▶ _Given instruction_
Where a line below holds the string "often", copy that line.
* begin Supplied material *
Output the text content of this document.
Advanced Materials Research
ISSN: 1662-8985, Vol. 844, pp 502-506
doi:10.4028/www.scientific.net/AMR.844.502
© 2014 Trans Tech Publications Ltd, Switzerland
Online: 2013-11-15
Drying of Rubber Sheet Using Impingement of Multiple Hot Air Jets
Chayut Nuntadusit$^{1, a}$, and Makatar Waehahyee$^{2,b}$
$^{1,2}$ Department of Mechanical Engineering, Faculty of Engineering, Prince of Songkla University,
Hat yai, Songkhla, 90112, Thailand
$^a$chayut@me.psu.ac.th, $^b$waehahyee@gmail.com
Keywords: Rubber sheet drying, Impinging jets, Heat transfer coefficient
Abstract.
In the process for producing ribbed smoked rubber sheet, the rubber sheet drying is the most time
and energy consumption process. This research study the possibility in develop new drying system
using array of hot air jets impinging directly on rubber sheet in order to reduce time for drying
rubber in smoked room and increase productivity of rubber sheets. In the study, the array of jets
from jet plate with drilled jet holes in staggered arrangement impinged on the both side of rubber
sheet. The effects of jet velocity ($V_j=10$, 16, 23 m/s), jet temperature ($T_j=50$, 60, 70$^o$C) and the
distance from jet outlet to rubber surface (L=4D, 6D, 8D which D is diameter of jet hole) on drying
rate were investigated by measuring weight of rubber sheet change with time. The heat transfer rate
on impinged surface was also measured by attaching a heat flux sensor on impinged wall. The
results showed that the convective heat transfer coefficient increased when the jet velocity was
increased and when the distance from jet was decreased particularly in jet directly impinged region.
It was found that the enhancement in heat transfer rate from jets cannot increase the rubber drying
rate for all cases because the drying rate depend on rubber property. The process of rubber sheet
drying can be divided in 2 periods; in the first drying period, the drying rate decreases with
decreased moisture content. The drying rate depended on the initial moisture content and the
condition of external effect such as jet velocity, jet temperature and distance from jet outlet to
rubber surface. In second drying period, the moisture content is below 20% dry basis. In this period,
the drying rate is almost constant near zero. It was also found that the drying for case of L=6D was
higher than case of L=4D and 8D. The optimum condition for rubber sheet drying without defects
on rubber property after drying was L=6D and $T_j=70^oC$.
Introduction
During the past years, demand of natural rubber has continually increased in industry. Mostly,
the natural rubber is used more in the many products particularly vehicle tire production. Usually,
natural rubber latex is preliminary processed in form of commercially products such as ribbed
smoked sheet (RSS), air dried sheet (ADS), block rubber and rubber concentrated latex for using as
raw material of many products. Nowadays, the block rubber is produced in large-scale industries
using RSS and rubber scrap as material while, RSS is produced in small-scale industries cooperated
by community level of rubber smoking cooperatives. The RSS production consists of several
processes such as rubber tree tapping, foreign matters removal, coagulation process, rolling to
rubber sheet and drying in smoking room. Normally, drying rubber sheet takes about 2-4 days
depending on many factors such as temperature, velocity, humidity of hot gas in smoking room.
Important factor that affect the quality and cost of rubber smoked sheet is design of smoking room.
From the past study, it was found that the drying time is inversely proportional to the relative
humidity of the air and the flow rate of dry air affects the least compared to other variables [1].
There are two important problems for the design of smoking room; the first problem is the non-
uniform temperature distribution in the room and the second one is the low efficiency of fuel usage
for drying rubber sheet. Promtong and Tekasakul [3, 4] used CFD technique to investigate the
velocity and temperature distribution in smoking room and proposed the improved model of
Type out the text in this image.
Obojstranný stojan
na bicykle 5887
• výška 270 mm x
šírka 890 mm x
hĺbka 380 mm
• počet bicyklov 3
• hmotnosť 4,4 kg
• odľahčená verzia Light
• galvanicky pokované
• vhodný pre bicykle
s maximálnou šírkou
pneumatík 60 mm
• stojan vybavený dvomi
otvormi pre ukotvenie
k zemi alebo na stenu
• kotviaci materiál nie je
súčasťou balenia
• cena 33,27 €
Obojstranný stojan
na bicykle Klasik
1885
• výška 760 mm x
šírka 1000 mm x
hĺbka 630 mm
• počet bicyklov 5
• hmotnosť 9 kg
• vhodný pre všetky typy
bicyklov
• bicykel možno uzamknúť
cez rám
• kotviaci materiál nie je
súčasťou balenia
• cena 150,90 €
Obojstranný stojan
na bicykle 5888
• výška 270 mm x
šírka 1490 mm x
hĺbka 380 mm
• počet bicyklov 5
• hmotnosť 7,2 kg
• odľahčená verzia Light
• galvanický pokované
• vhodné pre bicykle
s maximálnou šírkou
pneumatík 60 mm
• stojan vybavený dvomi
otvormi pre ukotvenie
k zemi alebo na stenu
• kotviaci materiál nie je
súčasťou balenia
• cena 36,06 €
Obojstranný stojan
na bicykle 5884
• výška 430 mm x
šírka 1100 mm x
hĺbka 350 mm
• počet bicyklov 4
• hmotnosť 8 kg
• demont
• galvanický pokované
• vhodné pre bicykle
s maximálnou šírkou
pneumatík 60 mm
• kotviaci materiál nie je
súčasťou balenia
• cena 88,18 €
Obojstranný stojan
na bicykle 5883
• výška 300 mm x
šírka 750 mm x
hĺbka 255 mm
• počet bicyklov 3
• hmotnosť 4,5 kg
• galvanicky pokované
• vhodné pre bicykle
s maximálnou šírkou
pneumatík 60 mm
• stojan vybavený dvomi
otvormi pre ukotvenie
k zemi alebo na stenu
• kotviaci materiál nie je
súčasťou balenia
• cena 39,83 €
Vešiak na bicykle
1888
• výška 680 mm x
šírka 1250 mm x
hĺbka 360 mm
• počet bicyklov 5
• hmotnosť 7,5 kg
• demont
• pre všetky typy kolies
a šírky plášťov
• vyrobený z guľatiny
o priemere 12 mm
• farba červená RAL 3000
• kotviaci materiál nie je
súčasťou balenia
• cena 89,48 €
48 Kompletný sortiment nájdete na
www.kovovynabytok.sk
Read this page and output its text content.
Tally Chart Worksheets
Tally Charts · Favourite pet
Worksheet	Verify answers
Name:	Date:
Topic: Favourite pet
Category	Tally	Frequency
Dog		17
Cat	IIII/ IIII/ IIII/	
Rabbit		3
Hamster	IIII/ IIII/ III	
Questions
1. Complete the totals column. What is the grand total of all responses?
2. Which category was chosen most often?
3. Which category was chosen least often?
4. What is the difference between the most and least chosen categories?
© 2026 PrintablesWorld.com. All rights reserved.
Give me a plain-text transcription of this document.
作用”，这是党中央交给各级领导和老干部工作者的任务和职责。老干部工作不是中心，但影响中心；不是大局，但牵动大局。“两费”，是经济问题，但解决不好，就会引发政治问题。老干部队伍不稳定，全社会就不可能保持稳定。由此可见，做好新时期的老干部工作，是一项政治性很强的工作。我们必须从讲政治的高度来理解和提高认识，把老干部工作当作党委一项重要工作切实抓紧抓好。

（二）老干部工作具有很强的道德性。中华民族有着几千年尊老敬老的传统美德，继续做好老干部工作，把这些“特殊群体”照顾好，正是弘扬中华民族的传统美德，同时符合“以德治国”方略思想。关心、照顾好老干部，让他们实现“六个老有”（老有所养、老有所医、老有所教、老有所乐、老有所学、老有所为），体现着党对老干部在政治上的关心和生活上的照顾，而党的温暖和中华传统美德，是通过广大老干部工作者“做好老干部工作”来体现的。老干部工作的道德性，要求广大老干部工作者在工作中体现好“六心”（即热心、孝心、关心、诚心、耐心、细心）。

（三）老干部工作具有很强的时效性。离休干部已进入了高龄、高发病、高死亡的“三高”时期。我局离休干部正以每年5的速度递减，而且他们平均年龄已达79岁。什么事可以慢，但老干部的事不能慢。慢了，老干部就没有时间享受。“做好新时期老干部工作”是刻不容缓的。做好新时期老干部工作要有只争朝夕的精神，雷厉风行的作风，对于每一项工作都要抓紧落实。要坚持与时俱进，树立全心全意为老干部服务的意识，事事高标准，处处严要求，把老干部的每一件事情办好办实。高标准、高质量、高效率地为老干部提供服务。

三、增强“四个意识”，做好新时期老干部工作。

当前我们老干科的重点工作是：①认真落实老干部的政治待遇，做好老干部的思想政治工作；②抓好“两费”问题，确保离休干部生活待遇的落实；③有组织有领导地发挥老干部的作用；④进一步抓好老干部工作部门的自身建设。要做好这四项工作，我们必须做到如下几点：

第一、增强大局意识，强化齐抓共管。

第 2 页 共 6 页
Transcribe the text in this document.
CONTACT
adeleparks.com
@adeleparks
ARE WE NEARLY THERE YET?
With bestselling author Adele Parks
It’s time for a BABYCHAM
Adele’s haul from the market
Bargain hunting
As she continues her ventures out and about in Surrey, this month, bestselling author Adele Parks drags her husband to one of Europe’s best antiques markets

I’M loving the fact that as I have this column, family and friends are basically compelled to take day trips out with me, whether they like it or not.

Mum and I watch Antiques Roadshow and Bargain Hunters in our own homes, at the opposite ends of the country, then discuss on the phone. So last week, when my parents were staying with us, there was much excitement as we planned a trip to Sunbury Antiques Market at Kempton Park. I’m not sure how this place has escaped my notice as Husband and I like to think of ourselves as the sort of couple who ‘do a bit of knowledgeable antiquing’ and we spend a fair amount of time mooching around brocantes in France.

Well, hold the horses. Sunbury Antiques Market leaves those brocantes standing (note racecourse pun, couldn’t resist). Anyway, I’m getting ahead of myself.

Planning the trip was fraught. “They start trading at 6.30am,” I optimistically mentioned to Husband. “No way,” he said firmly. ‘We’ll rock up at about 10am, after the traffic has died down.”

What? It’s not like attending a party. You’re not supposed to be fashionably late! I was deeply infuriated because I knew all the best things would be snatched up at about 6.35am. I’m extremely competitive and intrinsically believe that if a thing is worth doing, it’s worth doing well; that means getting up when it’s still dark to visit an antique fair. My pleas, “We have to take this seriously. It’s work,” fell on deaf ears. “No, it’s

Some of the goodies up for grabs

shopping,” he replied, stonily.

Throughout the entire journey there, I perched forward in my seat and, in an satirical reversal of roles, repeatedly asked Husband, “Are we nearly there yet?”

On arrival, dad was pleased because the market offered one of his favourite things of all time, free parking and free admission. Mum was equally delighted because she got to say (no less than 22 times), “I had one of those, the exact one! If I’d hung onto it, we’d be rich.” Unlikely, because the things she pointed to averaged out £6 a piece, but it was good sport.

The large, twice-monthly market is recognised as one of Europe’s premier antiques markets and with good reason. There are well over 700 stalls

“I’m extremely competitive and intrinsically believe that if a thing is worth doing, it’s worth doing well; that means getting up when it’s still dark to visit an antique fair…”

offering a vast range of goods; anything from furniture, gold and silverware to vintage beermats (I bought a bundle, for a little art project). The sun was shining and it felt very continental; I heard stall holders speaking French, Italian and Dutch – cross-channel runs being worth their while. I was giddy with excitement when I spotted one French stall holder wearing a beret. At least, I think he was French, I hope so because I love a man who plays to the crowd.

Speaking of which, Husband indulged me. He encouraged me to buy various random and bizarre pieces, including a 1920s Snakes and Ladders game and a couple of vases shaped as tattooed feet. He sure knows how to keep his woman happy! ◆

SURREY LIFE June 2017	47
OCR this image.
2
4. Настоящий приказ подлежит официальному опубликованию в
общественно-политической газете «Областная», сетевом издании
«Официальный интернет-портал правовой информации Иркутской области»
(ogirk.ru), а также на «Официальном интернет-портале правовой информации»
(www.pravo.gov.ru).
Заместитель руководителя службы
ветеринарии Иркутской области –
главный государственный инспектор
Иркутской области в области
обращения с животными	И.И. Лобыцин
* end Supplied material *
▶ _Completed task_
2. Which category was chosen most often?
3. Which category was chosen least often?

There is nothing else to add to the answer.